== Material to process ==

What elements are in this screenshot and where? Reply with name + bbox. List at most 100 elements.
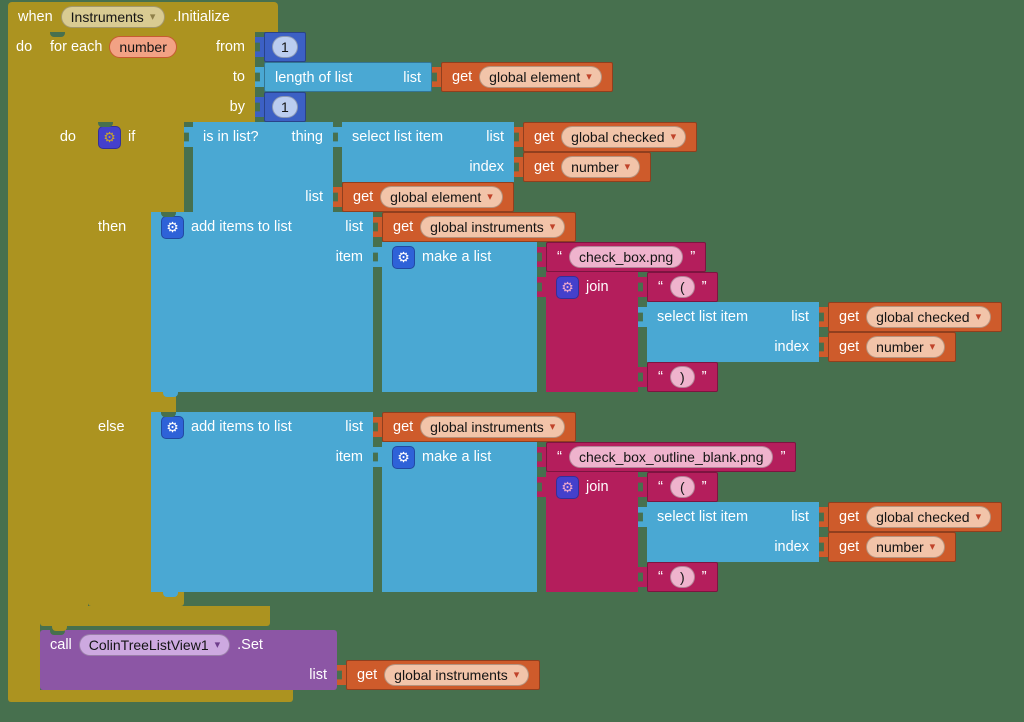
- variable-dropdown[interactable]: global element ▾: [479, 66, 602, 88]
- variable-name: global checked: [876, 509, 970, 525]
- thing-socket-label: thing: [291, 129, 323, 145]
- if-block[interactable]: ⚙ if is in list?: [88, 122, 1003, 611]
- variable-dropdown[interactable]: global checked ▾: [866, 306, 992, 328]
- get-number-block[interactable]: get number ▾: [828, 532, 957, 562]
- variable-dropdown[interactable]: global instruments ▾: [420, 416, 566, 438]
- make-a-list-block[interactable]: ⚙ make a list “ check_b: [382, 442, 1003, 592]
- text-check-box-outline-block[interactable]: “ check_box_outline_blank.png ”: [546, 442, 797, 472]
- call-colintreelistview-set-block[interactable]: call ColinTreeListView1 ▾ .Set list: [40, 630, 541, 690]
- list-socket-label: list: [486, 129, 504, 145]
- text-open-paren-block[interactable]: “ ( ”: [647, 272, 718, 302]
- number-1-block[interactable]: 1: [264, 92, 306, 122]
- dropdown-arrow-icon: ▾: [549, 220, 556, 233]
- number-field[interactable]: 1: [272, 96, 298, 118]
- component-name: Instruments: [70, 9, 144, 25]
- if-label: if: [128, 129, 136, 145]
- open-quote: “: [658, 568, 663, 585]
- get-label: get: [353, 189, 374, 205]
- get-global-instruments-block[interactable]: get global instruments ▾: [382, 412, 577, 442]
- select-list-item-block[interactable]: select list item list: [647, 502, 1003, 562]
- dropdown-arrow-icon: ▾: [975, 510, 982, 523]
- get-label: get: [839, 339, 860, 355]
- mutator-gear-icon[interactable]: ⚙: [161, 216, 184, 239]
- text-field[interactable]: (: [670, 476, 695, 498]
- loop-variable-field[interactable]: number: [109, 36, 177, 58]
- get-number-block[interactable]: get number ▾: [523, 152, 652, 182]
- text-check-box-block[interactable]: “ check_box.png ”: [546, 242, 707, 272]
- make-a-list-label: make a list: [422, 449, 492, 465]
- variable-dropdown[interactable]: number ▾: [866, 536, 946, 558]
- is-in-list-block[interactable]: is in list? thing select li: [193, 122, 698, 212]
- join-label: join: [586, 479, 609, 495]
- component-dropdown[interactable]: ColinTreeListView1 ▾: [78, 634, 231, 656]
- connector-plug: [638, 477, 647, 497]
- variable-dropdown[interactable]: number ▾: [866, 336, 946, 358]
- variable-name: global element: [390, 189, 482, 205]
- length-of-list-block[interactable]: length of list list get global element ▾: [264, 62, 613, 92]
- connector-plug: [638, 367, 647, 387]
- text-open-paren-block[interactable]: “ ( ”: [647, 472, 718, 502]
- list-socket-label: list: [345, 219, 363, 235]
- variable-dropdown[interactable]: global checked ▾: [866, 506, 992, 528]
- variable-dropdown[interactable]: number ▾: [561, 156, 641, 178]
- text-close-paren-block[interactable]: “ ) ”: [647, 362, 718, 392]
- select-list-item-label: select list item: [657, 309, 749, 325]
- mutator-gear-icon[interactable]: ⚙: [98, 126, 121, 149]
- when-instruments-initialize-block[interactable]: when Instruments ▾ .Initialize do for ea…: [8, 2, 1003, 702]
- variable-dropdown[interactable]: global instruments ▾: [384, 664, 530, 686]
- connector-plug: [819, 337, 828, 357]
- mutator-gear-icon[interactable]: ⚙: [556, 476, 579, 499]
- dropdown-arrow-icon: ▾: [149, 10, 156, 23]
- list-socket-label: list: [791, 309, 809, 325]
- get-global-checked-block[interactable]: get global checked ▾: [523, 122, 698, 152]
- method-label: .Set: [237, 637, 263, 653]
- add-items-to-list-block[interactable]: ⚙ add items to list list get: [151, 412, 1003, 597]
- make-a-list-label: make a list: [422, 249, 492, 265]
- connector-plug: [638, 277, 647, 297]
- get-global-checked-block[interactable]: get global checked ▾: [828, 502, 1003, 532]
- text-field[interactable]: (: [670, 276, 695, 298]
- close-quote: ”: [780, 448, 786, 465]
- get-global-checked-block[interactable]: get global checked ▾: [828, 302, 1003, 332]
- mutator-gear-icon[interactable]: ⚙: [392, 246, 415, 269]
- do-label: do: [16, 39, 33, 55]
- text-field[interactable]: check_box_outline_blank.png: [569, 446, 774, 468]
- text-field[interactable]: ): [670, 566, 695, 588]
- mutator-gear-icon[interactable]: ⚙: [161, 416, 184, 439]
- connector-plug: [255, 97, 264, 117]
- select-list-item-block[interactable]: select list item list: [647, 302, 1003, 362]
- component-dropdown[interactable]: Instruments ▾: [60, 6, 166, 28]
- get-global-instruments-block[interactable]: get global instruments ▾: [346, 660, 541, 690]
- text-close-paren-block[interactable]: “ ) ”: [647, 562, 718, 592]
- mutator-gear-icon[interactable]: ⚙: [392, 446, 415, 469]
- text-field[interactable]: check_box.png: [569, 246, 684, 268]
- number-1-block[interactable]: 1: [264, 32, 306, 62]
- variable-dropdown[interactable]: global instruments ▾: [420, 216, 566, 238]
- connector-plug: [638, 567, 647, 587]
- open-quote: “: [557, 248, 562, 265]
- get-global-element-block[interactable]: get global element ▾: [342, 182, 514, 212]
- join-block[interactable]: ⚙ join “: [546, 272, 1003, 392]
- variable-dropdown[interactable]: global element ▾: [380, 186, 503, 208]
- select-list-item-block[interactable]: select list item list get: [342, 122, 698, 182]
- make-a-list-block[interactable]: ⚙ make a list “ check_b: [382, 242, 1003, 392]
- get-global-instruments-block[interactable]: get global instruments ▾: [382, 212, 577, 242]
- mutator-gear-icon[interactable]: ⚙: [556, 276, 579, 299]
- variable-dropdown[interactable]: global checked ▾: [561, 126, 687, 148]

===

Exercise description
Retype every one of the rows above line for line, leaving out the pictures.

Full solution
What elements are in this screenshot and where? Reply with name + bbox. List at most 100 elements.
- variable-dropdown[interactable]: global element ▾: [479, 66, 602, 88]
- variable-name: global checked: [876, 509, 970, 525]
- thing-socket-label: thing: [291, 129, 323, 145]
- if-block[interactable]: ⚙ if is in list?: [88, 122, 1003, 611]
- variable-dropdown[interactable]: global checked ▾: [866, 306, 992, 328]
- get-number-block[interactable]: get number ▾: [828, 532, 957, 562]
- variable-dropdown[interactable]: global instruments ▾: [420, 416, 566, 438]
- make-a-list-block[interactable]: ⚙ make a list “ check_b: [382, 442, 1003, 592]
- text-check-box-outline-block[interactable]: “ check_box_outline_blank.png ”: [546, 442, 797, 472]
- call-colintreelistview-set-block[interactable]: call ColinTreeListView1 ▾ .Set list: [40, 630, 541, 690]
- list-socket-label: list: [486, 129, 504, 145]
- text-open-paren-block[interactable]: “ ( ”: [647, 272, 718, 302]
- number-1-block[interactable]: 1: [264, 92, 306, 122]
- dropdown-arrow-icon: ▾: [549, 220, 556, 233]
- number-field[interactable]: 1: [272, 96, 298, 118]
- component-name: Instruments: [70, 9, 144, 25]
- if-label: if: [128, 129, 136, 145]
- open-quote: “: [658, 568, 663, 585]
- get-label: get: [353, 189, 374, 205]
- get-global-instruments-block[interactable]: get global instruments ▾: [382, 412, 577, 442]
- select-list-item-block[interactable]: select list item list: [647, 502, 1003, 562]
- dropdown-arrow-icon: ▾: [975, 510, 982, 523]
- get-label: get: [839, 339, 860, 355]
- mutator-gear-icon[interactable]: ⚙: [161, 216, 184, 239]
- text-field[interactable]: (: [670, 476, 695, 498]
- loop-variable-field[interactable]: number: [109, 36, 177, 58]
- get-number-block[interactable]: get number ▾: [523, 152, 652, 182]
- text-check-box-block[interactable]: “ check_box.png ”: [546, 242, 707, 272]
- make-a-list-label: make a list: [422, 449, 492, 465]
- variable-dropdown[interactable]: number ▾: [866, 536, 946, 558]
- is-in-list-block[interactable]: is in list? thing select li: [193, 122, 698, 212]
- join-label: join: [586, 479, 609, 495]
- component-dropdown[interactable]: ColinTreeListView1 ▾: [78, 634, 231, 656]
- connector-plug: [638, 477, 647, 497]
- variable-dropdown[interactable]: number ▾: [866, 336, 946, 358]
- variable-name: global element: [390, 189, 482, 205]
- length-of-list-block[interactable]: length of list list get global element ▾: [264, 62, 613, 92]
- connector-plug: [638, 367, 647, 387]
- text-open-paren-block[interactable]: “ ( ”: [647, 472, 718, 502]
- list-socket-label: list: [345, 219, 363, 235]
- variable-dropdown[interactable]: global checked ▾: [866, 506, 992, 528]
- variable-dropdown[interactable]: number ▾: [561, 156, 641, 178]
- text-close-paren-block[interactable]: “ ) ”: [647, 362, 718, 392]
- select-list-item-label: select list item: [657, 309, 749, 325]
- mutator-gear-icon[interactable]: ⚙: [98, 126, 121, 149]
- when-instruments-initialize-block[interactable]: when Instruments ▾ .Initialize do for ea…: [8, 2, 1003, 702]
- variable-dropdown[interactable]: global instruments ▾: [384, 664, 530, 686]
- connector-plug: [819, 337, 828, 357]
- mutator-gear-icon[interactable]: ⚙: [556, 476, 579, 499]
- dropdown-arrow-icon: ▾: [149, 10, 156, 23]
- list-socket-label: list: [791, 309, 809, 325]
- get-global-checked-block[interactable]: get global checked ▾: [523, 122, 698, 152]
- method-label: .Set: [237, 637, 263, 653]
- add-items-to-list-block[interactable]: ⚙ add items to list list get: [151, 412, 1003, 597]
- make-a-list-label: make a list: [422, 249, 492, 265]
- connector-plug: [638, 277, 647, 297]
- get-global-checked-block[interactable]: get global checked ▾: [828, 502, 1003, 532]
- text-field[interactable]: (: [670, 276, 695, 298]
- close-quote: ”: [780, 448, 786, 465]
- get-global-checked-block[interactable]: get global checked ▾: [828, 302, 1003, 332]
- mutator-gear-icon[interactable]: ⚙: [392, 246, 415, 269]
- do-label: do: [16, 39, 33, 55]
- text-field[interactable]: check_box_outline_blank.png: [569, 446, 774, 468]
- text-field[interactable]: ): [670, 566, 695, 588]
- mutator-gear-icon[interactable]: ⚙: [161, 416, 184, 439]
- connector-plug: [255, 97, 264, 117]
- select-list-item-block[interactable]: select list item list: [647, 302, 1003, 362]
- component-dropdown[interactable]: Instruments ▾: [60, 6, 166, 28]
- get-global-instruments-block[interactable]: get global instruments ▾: [346, 660, 541, 690]
- text-close-paren-block[interactable]: “ ) ”: [647, 562, 718, 592]
- mutator-gear-icon[interactable]: ⚙: [392, 446, 415, 469]
- text-field[interactable]: check_box.png: [569, 246, 684, 268]
- number-1-block[interactable]: 1: [264, 32, 306, 62]
- variable-dropdown[interactable]: global instruments ▾: [420, 216, 566, 238]
- connector-plug: [638, 567, 647, 587]
- open-quote: “: [557, 248, 562, 265]
- get-global-element-block[interactable]: get global element ▾: [342, 182, 514, 212]
- join-block[interactable]: ⚙ join “: [546, 272, 1003, 392]
- variable-dropdown[interactable]: global element ▾: [380, 186, 503, 208]
- select-list-item-block[interactable]: select list item list get: [342, 122, 698, 182]
- make-a-list-block[interactable]: ⚙ make a list “ check_b: [382, 242, 1003, 392]
- get-global-instruments-block[interactable]: get global instruments ▾: [382, 212, 577, 242]
- mutator-gear-icon[interactable]: ⚙: [556, 276, 579, 299]
- variable-dropdown[interactable]: global checked ▾: [561, 126, 687, 148]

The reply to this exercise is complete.